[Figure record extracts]

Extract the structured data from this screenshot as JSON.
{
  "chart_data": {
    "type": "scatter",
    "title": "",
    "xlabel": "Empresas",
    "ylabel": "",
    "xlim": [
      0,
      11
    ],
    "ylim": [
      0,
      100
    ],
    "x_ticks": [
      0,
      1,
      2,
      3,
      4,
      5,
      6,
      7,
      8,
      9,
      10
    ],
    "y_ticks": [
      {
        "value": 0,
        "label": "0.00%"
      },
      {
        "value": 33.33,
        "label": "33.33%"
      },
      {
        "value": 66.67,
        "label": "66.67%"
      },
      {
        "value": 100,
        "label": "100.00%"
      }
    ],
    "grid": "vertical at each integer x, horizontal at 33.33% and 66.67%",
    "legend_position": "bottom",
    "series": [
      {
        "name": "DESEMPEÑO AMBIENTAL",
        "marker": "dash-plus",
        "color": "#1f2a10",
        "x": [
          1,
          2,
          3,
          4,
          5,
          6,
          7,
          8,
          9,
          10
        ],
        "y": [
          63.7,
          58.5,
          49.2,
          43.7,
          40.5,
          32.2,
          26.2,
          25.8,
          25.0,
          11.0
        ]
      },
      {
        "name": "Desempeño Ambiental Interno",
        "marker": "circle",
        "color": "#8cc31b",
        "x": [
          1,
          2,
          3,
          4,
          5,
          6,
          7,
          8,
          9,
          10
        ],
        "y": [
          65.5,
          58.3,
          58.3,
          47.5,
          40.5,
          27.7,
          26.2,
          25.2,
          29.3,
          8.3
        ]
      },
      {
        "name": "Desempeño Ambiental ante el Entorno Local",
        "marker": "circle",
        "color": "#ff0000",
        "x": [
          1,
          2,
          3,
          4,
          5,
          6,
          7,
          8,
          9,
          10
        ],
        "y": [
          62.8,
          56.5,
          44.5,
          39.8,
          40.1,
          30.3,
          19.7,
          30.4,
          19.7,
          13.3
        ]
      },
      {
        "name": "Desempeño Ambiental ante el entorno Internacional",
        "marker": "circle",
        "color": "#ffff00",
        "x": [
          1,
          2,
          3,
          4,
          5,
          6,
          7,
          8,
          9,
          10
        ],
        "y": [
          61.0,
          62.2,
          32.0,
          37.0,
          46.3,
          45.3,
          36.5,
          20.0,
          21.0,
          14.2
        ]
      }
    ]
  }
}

__What the task requires__.
Pull out all lines in the data above that include "value".

__Full solution__.
        "value": 0,
        "value": 33.33,
        "value": 66.67,
        "value": 100,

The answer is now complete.